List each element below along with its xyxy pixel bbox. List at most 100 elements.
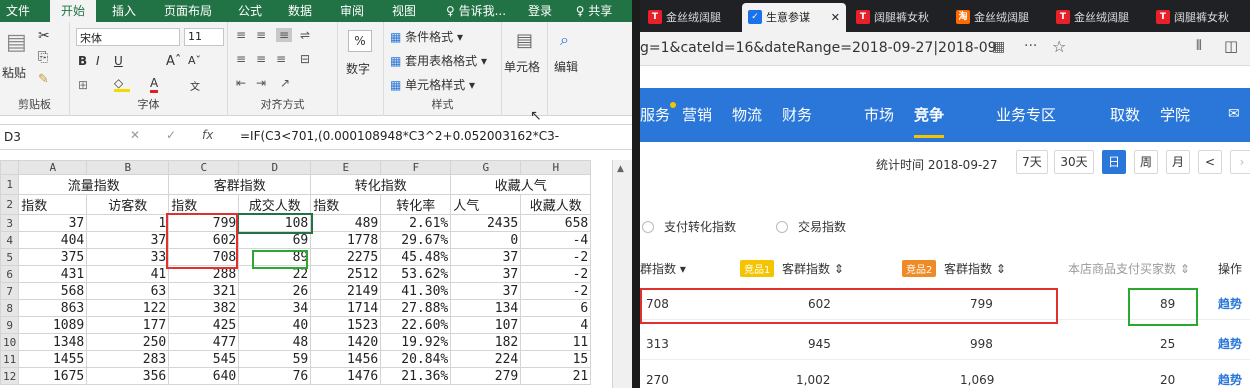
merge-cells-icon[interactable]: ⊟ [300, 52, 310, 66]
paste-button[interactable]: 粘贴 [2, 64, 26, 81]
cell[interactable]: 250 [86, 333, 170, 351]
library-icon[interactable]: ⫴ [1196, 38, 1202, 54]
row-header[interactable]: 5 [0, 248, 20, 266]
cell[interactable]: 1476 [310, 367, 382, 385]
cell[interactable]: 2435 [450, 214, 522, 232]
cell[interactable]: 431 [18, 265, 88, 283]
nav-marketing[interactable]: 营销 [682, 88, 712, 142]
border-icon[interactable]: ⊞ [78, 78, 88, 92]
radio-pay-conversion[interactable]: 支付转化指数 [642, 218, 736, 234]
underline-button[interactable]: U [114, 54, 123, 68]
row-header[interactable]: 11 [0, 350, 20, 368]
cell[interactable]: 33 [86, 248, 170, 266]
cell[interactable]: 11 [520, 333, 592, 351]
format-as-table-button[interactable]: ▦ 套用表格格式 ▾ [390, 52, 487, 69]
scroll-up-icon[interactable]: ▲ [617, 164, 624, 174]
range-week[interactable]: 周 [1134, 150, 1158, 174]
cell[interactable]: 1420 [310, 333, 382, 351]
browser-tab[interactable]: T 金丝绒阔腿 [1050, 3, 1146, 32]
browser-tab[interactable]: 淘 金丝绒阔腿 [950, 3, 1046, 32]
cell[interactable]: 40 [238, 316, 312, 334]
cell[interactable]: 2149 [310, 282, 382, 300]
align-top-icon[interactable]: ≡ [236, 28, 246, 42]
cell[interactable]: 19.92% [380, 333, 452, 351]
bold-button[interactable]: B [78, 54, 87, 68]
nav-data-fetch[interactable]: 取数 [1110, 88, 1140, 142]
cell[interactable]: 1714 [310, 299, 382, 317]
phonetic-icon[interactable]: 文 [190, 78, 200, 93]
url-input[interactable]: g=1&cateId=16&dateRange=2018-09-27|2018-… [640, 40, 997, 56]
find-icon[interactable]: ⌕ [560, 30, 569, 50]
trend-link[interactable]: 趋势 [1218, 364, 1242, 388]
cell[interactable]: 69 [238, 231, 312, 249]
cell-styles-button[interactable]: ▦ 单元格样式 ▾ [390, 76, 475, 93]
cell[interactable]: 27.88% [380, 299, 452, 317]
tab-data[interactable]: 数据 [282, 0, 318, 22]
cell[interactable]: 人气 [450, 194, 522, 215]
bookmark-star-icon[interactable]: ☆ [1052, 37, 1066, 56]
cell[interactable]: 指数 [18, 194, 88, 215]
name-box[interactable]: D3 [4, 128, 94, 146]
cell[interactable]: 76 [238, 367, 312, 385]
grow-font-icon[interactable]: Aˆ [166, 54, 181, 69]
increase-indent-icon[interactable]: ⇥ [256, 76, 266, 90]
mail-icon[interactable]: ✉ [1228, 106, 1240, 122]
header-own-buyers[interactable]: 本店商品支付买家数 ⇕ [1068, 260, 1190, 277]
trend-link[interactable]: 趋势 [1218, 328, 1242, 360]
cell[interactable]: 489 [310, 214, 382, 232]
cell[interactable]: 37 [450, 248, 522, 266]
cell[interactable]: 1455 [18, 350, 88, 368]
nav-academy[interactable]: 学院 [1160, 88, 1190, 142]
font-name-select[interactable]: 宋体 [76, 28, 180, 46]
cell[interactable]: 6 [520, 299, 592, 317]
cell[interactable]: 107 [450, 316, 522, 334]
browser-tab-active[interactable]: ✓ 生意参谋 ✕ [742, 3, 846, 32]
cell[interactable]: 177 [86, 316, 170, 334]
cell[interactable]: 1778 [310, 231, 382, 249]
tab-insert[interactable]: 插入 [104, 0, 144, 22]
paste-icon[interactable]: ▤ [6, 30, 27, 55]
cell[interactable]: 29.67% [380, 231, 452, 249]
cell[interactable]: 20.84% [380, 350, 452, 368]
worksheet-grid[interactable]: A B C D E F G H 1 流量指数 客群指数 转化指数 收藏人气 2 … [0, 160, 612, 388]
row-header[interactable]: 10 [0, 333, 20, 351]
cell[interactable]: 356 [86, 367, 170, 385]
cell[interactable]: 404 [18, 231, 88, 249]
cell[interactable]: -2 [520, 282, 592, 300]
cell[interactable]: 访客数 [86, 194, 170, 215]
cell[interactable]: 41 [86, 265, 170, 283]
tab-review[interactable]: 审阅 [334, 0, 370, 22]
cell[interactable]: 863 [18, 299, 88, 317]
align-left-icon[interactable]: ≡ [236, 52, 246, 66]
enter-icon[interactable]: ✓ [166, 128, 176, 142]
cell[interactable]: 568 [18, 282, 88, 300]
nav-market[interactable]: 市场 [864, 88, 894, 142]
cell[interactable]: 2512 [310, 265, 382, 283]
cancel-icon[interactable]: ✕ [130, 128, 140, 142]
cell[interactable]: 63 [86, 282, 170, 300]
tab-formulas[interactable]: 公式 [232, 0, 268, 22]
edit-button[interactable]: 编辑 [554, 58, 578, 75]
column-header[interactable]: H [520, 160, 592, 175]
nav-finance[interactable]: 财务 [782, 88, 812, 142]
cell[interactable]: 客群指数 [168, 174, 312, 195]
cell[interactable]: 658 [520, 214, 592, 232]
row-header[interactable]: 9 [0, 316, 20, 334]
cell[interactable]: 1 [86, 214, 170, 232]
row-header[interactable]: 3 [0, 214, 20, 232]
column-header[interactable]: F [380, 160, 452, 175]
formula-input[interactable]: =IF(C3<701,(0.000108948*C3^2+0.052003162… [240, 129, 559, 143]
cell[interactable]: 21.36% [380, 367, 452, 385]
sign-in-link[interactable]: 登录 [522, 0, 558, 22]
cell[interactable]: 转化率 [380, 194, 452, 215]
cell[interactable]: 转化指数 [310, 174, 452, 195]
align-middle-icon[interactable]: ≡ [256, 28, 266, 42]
○ ○ ○ ○ ○ ○ ○
TASK GOAL: Reproduce every one of the lines above word for word, leaving the pictures out of your answer.

SOLUTION:
List each element below along with its xyxy pixel bbox. List at most 100 elements.
merge-cells-icon[interactable]: ⊟ [300, 52, 310, 66]
paste-button[interactable]: 粘贴 [2, 64, 26, 81]
cell[interactable]: 250 [86, 333, 170, 351]
library-icon[interactable]: ⫴ [1196, 38, 1202, 54]
row-header[interactable]: 5 [0, 248, 20, 266]
cell[interactable]: 1476 [310, 367, 382, 385]
cell[interactable]: 2435 [450, 214, 522, 232]
cell[interactable]: 431 [18, 265, 88, 283]
nav-marketing[interactable]: 营销 [682, 88, 712, 142]
border-icon[interactable]: ⊞ [78, 78, 88, 92]
radio-pay-conversion[interactable]: 支付转化指数 [642, 218, 736, 234]
underline-button[interactable]: U [114, 54, 123, 68]
row-header[interactable]: 11 [0, 350, 20, 368]
cell[interactable]: 33 [86, 248, 170, 266]
cell[interactable]: 11 [520, 333, 592, 351]
format-as-table-button[interactable]: ▦ 套用表格格式 ▾ [390, 52, 487, 69]
scroll-up-icon[interactable]: ▲ [617, 164, 624, 174]
range-week[interactable]: 周 [1134, 150, 1158, 174]
cell[interactable]: 1420 [310, 333, 382, 351]
browser-tab[interactable]: T 金丝绒阔腿 [1050, 3, 1146, 32]
browser-tab[interactable]: 淘 金丝绒阔腿 [950, 3, 1046, 32]
cell[interactable]: 40 [238, 316, 312, 334]
cell[interactable]: 2149 [310, 282, 382, 300]
align-top-icon[interactable]: ≡ [236, 28, 246, 42]
cell[interactable]: 19.92% [380, 333, 452, 351]
bold-button[interactable]: B [78, 54, 87, 68]
nav-data-fetch[interactable]: 取数 [1110, 88, 1140, 142]
cell[interactable]: 1714 [310, 299, 382, 317]
phonetic-icon[interactable]: 文 [190, 78, 200, 93]
url-input[interactable]: g=1&cateId=16&dateRange=2018-09-27|2018-… [640, 40, 997, 56]
find-icon[interactable]: ⌕ [560, 30, 569, 50]
trend-link[interactable]: 趋势 [1218, 364, 1242, 388]
cell[interactable]: 69 [238, 231, 312, 249]
cell-styles-button[interactable]: ▦ 单元格样式 ▾ [390, 76, 475, 93]
cell[interactable]: 27.88% [380, 299, 452, 317]
tab-data[interactable]: 数据 [282, 0, 318, 22]
cell[interactable]: 人气 [450, 194, 522, 215]
bookmark-star-icon[interactable]: ☆ [1052, 37, 1066, 56]
cell[interactable]: 指数 [18, 194, 88, 215]
name-box[interactable]: D3 [4, 128, 94, 146]
cell[interactable]: 76 [238, 367, 312, 385]
grow-font-icon[interactable]: Aˆ [166, 54, 181, 69]
increase-indent-icon[interactable]: ⇥ [256, 76, 266, 90]
mail-icon[interactable]: ✉ [1228, 106, 1240, 122]
header-own-buyers[interactable]: 本店商品支付买家数 ⇕ [1068, 260, 1190, 277]
trend-link[interactable]: 趋势 [1218, 328, 1242, 360]
cell[interactable]: 489 [310, 214, 382, 232]
cell[interactable]: 37 [450, 248, 522, 266]
cell[interactable]: 1455 [18, 350, 88, 368]
nav-academy[interactable]: 学院 [1160, 88, 1190, 142]
font-name-select[interactable]: 宋体 [76, 28, 180, 46]
cell[interactable]: 6 [520, 299, 592, 317]
cell[interactable]: 107 [450, 316, 522, 334]
browser-tab-active[interactable]: ✓ 生意参谋 ✕ [742, 3, 846, 32]
cell[interactable]: 177 [86, 316, 170, 334]
cell[interactable]: 1778 [310, 231, 382, 249]
tab-insert[interactable]: 插入 [104, 0, 144, 22]
paste-icon[interactable]: ▤ [6, 30, 27, 55]
cell[interactable]: 29.67% [380, 231, 452, 249]
cell[interactable]: 20.84% [380, 350, 452, 368]
worksheet-grid[interactable]: A B C D E F G H 1 流量指数 客群指数 转化指数 收藏人气 2 … [0, 160, 612, 388]
row-header[interactable]: 10 [0, 333, 20, 351]
cell[interactable]: 356 [86, 367, 170, 385]
cell[interactable]: 404 [18, 231, 88, 249]
cell[interactable]: -2 [520, 282, 592, 300]
cell[interactable]: 访客数 [86, 194, 170, 215]
cell[interactable]: 41 [86, 265, 170, 283]
tab-review[interactable]: 审阅 [334, 0, 370, 22]
cell[interactable]: 863 [18, 299, 88, 317]
align-left-icon[interactable]: ≡ [236, 52, 246, 66]
enter-icon[interactable]: ✓ [166, 128, 176, 142]
cell[interactable]: 568 [18, 282, 88, 300]
nav-market[interactable]: 市场 [864, 88, 894, 142]
cell[interactable]: 2512 [310, 265, 382, 283]
cancel-icon[interactable]: ✕ [130, 128, 140, 142]
cell[interactable]: 63 [86, 282, 170, 300]
tab-formulas[interactable]: 公式 [232, 0, 268, 22]
edit-button[interactable]: 编辑 [554, 58, 578, 75]
column-header[interactable]: H [520, 160, 592, 175]
nav-finance[interactable]: 财务 [782, 88, 812, 142]
cell[interactable]: 客群指数 [168, 174, 312, 195]
cell[interactable]: 658 [520, 214, 592, 232]
row-header[interactable]: 9 [0, 316, 20, 334]
cell[interactable]: 1 [86, 214, 170, 232]
row-header[interactable]: 3 [0, 214, 20, 232]
column-header[interactable]: F [380, 160, 452, 175]
formula-input[interactable]: =IF(C3<701,(0.000108948*C3^2+0.052003162… [240, 129, 559, 143]
cell[interactable]: 21.36% [380, 367, 452, 385]
sign-in-link[interactable]: 登录 [522, 0, 558, 22]
cell[interactable]: 转化率 [380, 194, 452, 215]
cell[interactable]: 转化指数 [310, 174, 452, 195]
align-middle-icon[interactable]: ≡ [256, 28, 266, 42]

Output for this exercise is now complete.